• _Text_

Having a Learning Disability myself, I have faced many challenges in my life and have always wanted to offer my experience to others that may be facing the same challenges. That is why I enjoy working at Solihull Action through Advocacy and I am pleased I was asked to be part of the Hidden Lives Remembered project.
The project started in June 2018 and we are providing a voice for those that are no longer with us and for those that are still here from Middlefield Hospital and Hampton Manor. We are now just over halfway through the project.
I have gained a lot of experience from working on the project, and have been looking back over at everything that I have achieved by learning new skills.
Early on, Jan Walmsley came in and delivered interview training to us. Neither me nor the volunteers had any experience of interviews before the project, and I think we have grown in confidence with the more interviews that we do.
I have been looking back over at the interviews I have done to see how I have improved, and if there is anything I could be doing better. I have noticed that I pay attention to the person that I interview and my body language shows I am interested in what the person is saying. I am pleased that I am able to remember the interview skills from the training and I feel with more practice, I can get even better.
I have always been passionate about disability awareness and being a voice for others, but I must admit I never knew institutions existed till I started on the Hidden Lives Remembered project. In a way, I feel I should have known, because I love history and it’s the history of people with learning disabilities and how they have been treated over the years. In my opinion, a lot of it is still the same today, such as the way people see people with disabilities and the attitudes that they have towards them.
I can read but I prefer pictures to help me process information, whether I am at the Doctors’, work, dentist etc. but people aren’t always aware of Easy Read or how difficult certain information can be for people. I have a mild learning disability and usually understand things ok, however I sometimes have difficulties with things. For example, when I go on holiday I can’t understand the train tickets, even though it’s “simple” where you are going from and going to. But, because I normally just use my disabled bus pass, I’m not used to tickets, so I always check when going through the barrier or showing the ticket guard that I’m using the right ticket. Mom usually makes sure I get the train ok and helps me with the ticket. It can be the same with money - I can’t understand change and counting money, again I need help and either I put my trust in the shop person and ask if I have given them the correct money or if Mom there I just give her my purse for her to help me, or I just use my card.

• _Task details_
Pick up the account of working on the Hidden Lives Remembered project after its final sentence and continue it.

• _Data to examine_

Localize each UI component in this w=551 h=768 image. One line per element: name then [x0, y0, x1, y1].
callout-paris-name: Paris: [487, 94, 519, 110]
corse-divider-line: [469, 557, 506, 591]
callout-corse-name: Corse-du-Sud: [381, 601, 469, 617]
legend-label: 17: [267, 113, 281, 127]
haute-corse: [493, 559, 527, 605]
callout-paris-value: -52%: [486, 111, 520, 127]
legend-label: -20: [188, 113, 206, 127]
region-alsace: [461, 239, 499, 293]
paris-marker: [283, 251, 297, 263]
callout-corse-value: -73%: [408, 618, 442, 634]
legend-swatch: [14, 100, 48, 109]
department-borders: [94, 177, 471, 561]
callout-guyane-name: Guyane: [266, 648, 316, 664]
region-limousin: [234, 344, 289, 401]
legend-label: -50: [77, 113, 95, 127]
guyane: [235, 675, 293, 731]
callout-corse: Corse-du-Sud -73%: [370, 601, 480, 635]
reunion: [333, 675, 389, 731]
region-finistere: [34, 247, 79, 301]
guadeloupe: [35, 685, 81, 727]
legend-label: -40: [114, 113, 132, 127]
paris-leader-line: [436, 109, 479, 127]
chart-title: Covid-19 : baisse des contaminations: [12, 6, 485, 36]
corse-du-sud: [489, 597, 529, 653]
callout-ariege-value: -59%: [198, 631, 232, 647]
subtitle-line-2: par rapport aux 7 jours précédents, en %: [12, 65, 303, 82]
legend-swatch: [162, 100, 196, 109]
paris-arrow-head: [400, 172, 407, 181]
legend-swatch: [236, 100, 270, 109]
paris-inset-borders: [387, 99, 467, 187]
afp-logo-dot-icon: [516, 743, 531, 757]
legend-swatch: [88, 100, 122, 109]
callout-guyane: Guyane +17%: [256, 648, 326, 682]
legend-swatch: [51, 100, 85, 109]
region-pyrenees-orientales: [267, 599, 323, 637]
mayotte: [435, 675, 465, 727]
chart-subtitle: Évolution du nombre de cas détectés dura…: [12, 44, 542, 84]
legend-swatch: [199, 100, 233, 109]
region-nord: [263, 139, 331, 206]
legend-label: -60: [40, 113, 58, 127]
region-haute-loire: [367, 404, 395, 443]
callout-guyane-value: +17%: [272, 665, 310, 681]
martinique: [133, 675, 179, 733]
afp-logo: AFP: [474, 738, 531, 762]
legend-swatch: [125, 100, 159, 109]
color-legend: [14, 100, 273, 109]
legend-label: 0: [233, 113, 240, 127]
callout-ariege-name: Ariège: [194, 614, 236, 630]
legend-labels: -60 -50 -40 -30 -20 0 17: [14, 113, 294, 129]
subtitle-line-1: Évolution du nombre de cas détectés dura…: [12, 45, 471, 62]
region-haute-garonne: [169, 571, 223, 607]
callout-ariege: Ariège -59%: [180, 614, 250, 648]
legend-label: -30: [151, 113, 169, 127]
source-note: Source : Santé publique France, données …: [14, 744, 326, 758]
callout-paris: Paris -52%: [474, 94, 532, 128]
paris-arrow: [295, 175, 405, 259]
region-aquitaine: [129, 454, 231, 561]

• _Task output_
Turning back to Middlefield and Hampton Manor, all this makes me wonder what difficulties that they must have faced when moving out. Many had spent their whole lives in an institution and never been into the outside world, into the community. It must have been a frightening time for them to suddenly be away from an environment that they are familiar with, to being in a community and having to deal with things like money and understanding lots of different information. It makes me wonder how they were able to cope with such a big change in their lives because not only had they lost their home, a place most spent their whole lives, with many things done for them, to all of a sudden having do things for themselves.
Pauline, a former resident of Hampton Manor, in the flat she moved out to in 2007.
We have also done archive training at the Warwickshire County Records Office. This enabled us to learn about what happens at archive and how the records are stored. We also got to look at information over the years about Middlefield, such as maps of the area and plans of the building. We also looked at the patient record books, newspaper cuttings and other documents. It made me feel sad looking at the history of Middlefield and the people that lived there, because people like myself were being put in these places just because they had a learning disability. It was almost like people were trying to hide them from the world as disability wasn’t always understood.
Watching ‘Victoria’ has made me think about that even more, as one of her sons kept finding it difficult to learn, write, read etc and today he would have been diagnosed as Dyslexic but it wasn’t recognised then. But it also made me sad and really think about life at Middlefield because some of our service users that we know and have sadly passed away will be somewhere here in the archives, in these record books. In a way, it made me realise how lucky I am to be born later on because that could have easily been me as well, being sent to Middlefield or Hampton Manor or one of the institutions in Birmingham.
We are now halfway through the project and we have already achieved so much! We have a great following on Twitter and have had a positive working relationship with several groups, including CASBA. We had a really successful Launch Event and are currently preparing for our mid-point Exhibition on the Saturday 18th May. There are lots of other exciting things in the near future too.
Our Launch Event, 21 November 2018
The journey has been positive, sad, and frustrating at times. But when I look back at everything that has been achieved since we started I think we have made great progress in making sure no one ever forgets Middlefield and Hampton Manor and those that lived there, their stories will be heard and always remembered.